Count how many lines have the word "partners" in them. Reply with that number by itself.

═════ INFORMATION SUPPLIED ═════

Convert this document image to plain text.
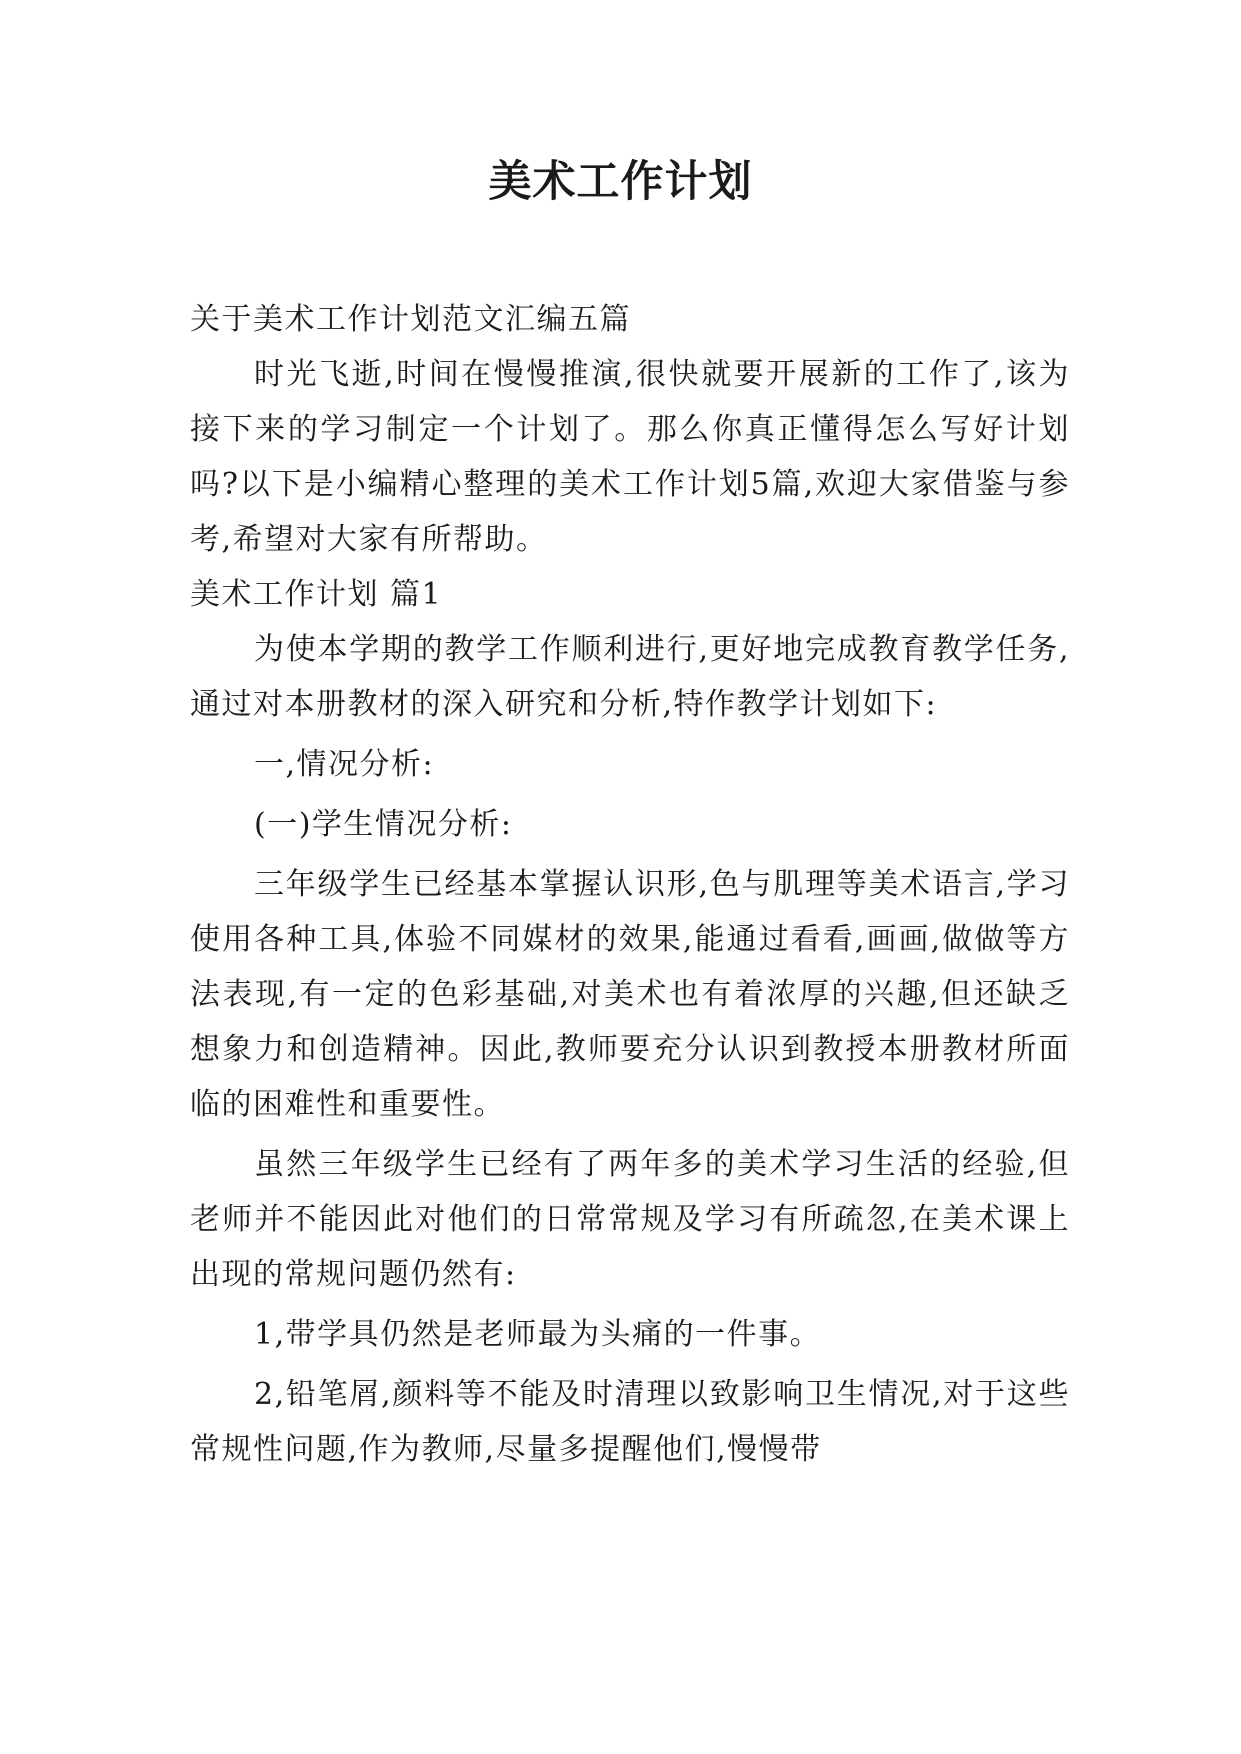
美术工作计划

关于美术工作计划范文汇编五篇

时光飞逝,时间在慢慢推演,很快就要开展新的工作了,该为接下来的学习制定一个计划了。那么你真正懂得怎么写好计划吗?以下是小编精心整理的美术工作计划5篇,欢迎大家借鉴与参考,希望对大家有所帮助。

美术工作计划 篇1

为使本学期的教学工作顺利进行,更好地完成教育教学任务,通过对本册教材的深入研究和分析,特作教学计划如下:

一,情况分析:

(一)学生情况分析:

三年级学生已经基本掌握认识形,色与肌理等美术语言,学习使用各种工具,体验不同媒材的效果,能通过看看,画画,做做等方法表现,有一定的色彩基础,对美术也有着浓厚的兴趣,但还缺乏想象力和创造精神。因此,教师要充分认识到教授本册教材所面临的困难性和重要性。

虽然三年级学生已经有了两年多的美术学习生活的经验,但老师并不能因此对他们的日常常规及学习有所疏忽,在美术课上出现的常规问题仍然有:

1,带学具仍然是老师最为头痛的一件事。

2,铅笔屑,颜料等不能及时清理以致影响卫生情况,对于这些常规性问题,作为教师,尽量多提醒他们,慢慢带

═════
═════ INFORMATION SUPPLIED ═════

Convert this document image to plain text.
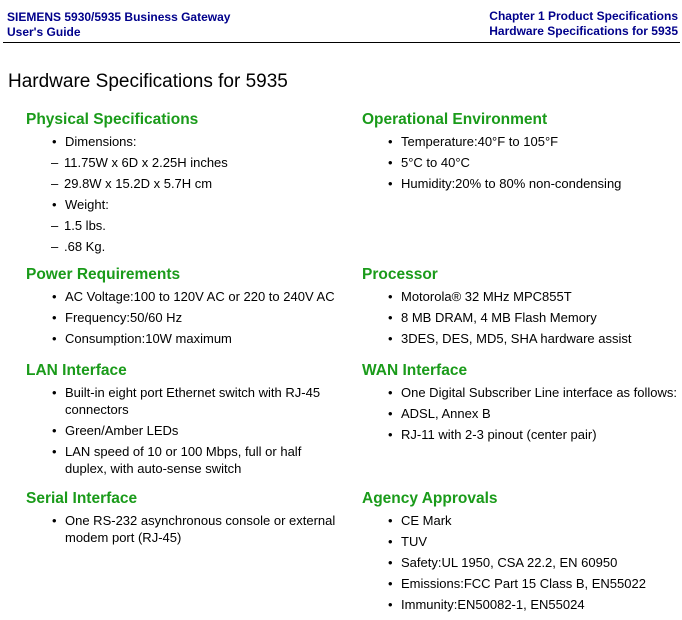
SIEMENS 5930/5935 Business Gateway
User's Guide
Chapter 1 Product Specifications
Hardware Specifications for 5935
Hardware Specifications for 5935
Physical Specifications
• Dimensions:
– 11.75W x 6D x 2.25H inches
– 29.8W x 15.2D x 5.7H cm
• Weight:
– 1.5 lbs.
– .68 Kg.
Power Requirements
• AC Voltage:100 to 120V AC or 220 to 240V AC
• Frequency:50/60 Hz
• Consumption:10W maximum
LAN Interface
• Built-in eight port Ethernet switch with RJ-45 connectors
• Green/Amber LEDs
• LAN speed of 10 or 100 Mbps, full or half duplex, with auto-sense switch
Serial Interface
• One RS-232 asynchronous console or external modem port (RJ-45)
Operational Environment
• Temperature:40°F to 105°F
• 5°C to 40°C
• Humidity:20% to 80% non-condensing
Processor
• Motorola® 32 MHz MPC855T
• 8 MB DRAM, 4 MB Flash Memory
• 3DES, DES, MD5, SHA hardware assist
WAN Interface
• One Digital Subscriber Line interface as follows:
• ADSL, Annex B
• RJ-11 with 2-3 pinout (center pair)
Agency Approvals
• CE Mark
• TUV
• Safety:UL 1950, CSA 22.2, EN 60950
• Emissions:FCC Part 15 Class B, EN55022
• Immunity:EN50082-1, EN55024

═════
═════ INFORMATION SUPPLIED ═════

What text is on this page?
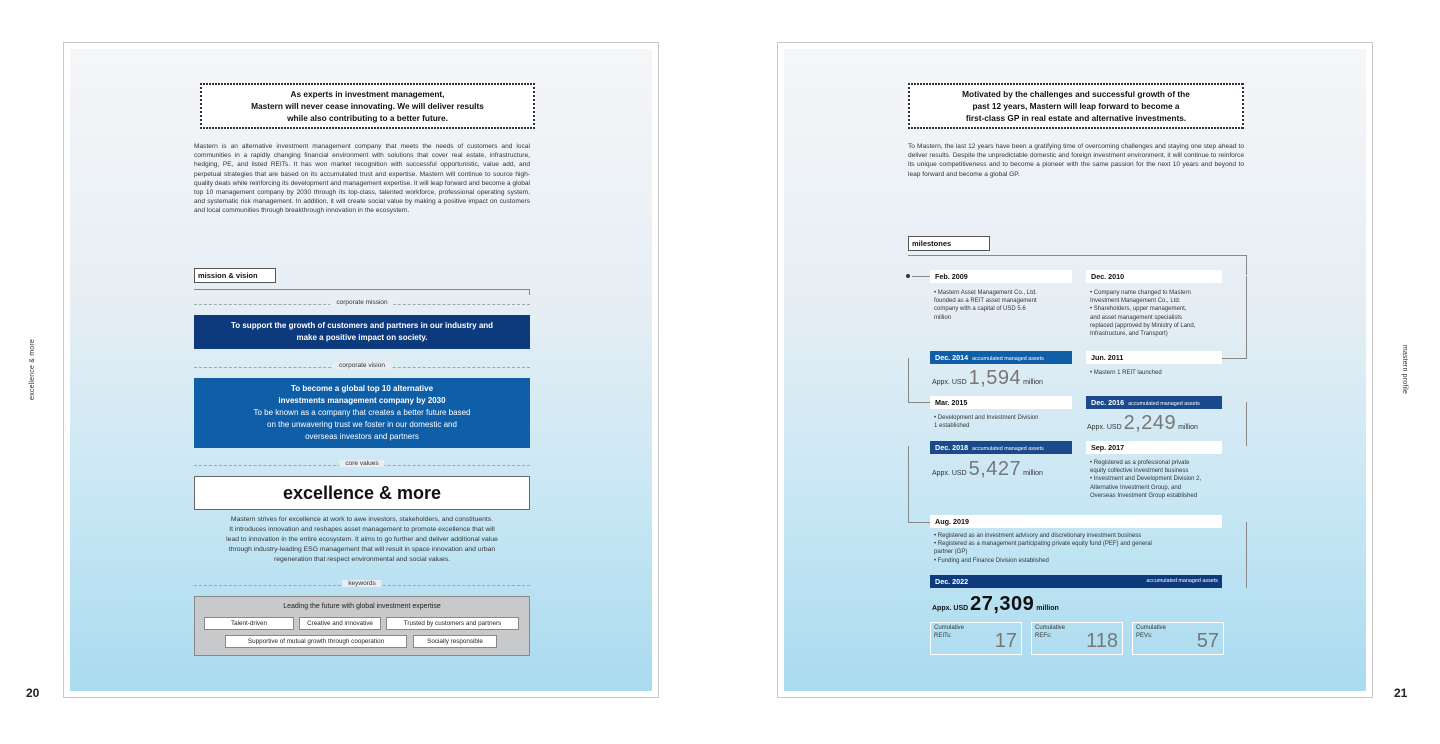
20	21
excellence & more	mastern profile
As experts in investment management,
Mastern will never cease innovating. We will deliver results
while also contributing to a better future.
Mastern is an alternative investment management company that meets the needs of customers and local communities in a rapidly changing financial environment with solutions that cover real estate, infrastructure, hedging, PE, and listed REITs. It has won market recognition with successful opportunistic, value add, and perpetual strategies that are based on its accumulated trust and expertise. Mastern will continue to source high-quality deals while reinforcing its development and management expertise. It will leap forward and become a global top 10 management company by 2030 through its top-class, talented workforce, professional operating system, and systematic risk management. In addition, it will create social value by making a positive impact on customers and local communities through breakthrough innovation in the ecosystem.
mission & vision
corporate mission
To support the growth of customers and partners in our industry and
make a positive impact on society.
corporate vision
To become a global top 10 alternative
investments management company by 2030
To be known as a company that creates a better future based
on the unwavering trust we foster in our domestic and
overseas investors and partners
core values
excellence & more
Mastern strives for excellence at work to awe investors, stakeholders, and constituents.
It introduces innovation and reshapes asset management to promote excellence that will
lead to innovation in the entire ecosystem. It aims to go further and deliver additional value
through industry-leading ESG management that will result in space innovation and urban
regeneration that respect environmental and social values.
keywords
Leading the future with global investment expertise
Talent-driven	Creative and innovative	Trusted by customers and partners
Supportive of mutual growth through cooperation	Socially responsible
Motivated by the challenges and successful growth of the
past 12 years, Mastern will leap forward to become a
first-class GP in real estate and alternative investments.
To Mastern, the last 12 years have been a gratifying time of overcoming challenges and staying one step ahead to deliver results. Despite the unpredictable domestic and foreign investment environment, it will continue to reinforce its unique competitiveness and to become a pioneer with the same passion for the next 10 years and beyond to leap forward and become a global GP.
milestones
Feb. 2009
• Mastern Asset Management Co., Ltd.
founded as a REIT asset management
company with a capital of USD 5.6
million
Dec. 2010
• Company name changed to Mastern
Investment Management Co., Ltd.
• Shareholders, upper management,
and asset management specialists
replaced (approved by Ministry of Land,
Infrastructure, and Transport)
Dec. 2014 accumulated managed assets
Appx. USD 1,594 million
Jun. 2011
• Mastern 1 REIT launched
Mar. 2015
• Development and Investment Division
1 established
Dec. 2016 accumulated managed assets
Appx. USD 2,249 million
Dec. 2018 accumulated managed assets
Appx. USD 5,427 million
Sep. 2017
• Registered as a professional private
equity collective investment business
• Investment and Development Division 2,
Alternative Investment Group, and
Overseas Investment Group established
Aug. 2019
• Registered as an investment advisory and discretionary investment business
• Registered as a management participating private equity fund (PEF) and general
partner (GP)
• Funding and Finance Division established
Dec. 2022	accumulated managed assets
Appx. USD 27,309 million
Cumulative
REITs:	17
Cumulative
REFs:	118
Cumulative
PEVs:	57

═════

* [TASK OUTPUT]: 3